[Collection entries]
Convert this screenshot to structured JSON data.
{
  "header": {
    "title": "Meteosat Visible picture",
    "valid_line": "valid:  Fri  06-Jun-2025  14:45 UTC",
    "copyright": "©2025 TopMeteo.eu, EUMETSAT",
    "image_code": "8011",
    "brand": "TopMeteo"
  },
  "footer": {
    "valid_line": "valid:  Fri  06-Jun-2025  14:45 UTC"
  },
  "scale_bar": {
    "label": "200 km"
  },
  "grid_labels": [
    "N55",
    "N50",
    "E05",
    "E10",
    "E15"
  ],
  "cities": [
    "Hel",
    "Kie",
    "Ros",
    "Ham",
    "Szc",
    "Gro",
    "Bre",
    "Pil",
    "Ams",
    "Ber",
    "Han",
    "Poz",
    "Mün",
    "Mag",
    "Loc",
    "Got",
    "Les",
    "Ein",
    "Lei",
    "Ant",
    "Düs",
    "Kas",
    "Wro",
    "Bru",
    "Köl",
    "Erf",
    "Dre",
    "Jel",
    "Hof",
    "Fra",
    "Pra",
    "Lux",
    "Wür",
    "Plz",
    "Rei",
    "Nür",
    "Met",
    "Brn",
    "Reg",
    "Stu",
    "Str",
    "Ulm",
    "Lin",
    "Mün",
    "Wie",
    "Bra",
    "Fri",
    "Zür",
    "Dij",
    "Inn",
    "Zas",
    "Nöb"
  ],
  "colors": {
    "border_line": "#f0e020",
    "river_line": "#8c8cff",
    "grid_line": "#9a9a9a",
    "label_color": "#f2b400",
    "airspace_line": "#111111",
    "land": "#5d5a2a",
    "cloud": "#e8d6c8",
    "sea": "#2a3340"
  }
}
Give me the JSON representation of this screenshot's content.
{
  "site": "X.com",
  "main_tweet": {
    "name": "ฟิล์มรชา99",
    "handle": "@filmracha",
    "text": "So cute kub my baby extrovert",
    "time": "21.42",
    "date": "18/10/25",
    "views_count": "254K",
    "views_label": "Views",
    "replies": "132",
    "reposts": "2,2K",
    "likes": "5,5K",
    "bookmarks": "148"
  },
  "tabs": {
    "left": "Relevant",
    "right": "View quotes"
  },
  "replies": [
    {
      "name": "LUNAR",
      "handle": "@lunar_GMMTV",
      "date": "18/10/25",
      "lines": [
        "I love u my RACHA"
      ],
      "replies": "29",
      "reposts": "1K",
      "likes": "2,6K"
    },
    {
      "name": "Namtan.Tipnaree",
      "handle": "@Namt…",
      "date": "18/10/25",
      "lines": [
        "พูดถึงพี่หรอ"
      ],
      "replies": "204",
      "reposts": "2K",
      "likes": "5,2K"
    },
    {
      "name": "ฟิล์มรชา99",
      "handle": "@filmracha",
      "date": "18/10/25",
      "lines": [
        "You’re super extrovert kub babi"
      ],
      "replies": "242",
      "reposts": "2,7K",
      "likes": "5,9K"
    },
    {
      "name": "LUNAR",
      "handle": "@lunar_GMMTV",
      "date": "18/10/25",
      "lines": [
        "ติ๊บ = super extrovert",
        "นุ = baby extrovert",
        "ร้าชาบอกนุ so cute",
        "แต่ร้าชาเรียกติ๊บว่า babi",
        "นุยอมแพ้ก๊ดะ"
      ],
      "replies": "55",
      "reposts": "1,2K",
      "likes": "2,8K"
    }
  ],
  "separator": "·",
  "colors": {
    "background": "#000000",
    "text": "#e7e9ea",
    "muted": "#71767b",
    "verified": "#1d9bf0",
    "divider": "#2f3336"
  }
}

▶ [Directions]: Your task is to quote the listing above word for word.

▶ [Response for this exercise]:
Convert this screenshot to structured JSON data.
{
  "header": {
    "title": "Meteosat Visible picture",
    "valid_line": "valid:  Fri  06-Jun-2025  14:45 UTC",
    "copyright": "©2025 TopMeteo.eu, EUMETSAT",
    "image_code": "8011",
    "brand": "TopMeteo"
  },
  "footer": {
    "valid_line": "valid:  Fri  06-Jun-2025  14:45 UTC"
  },
  "scale_bar": {
    "label": "200 km"
  },
  "grid_labels": [
    "N55",
    "N50",
    "E05",
    "E10",
    "E15"
  ],
  "cities": [
    "Hel",
    "Kie",
    "Ros",
    "Ham",
    "Szc",
    "Gro",
    "Bre",
    "Pil",
    "Ams",
    "Ber",
    "Han",
    "Poz",
    "Mün",
    "Mag",
    "Loc",
    "Got",
    "Les",
    "Ein",
    "Lei",
    "Ant",
    "Düs",
    "Kas",
    "Wro",
    "Bru",
    "Köl",
    "Erf",
    "Dre",
    "Jel",
    "Hof",
    "Fra",
    "Pra",
    "Lux",
    "Wür",
    "Plz",
    "Rei",
    "Nür",
    "Met",
    "Brn",
    "Reg",
    "Stu",
    "Str",
    "Ulm",
    "Lin",
    "Mün",
    "Wie",
    "Bra",
    "Fri",
    "Zür",
    "Dij",
    "Inn",
    "Zas",
    "Nöb"
  ],
  "colors": {
    "border_line": "#f0e020",
    "river_line": "#8c8cff",
    "grid_line": "#9a9a9a",
    "label_color": "#f2b400",
    "airspace_line": "#111111",
    "land": "#5d5a2a",
    "cloud": "#e8d6c8",
    "sea": "#2a3340"
  }
}
Give me the JSON representation of this screenshot's content.
{
  "site": "X.com",
  "main_tweet": {
    "name": "ฟิล์มรชา99",
    "handle": "@filmracha",
    "text": "So cute kub my baby extrovert",
    "time": "21.42",
    "date": "18/10/25",
    "views_count": "254K",
    "views_label": "Views",
    "replies": "132",
    "reposts": "2,2K",
    "likes": "5,5K",
    "bookmarks": "148"
  },
  "tabs": {
    "left": "Relevant",
    "right": "View quotes"
  },
  "replies": [
    {
      "name": "LUNAR",
      "handle": "@lunar_GMMTV",
      "date": "18/10/25",
      "lines": [
        "I love u my RACHA"
      ],
      "replies": "29",
      "reposts": "1K",
      "likes": "2,6K"
    },
    {
      "name": "Namtan.Tipnaree",
      "handle": "@Namt…",
      "date": "18/10/25",
      "lines": [
        "พูดถึงพี่หรอ"
      ],
      "replies": "204",
      "reposts": "2K",
      "likes": "5,2K"
    },
    {
      "name": "ฟิล์มรชา99",
      "handle": "@filmracha",
      "date": "18/10/25",
      "lines": [
        "You’re super extrovert kub babi"
      ],
      "replies": "242",
      "reposts": "2,7K",
      "likes": "5,9K"
    },
    {
      "name": "LUNAR",
      "handle": "@lunar_GMMTV",
      "date": "18/10/25",
      "lines": [
        "ติ๊บ = super extrovert",
        "นุ = baby extrovert",
        "ร้าชาบอกนุ so cute",
        "แต่ร้าชาเรียกติ๊บว่า babi",
        "นุยอมแพ้ก๊ดะ"
      ],
      "replies": "55",
      "reposts": "1,2K",
      "likes": "2,8K"
    }
  ],
  "separator": "·",
  "colors": {
    "background": "#000000",
    "text": "#e7e9ea",
    "muted": "#71767b",
    "verified": "#1d9bf0",
    "divider": "#2f3336"
  }
}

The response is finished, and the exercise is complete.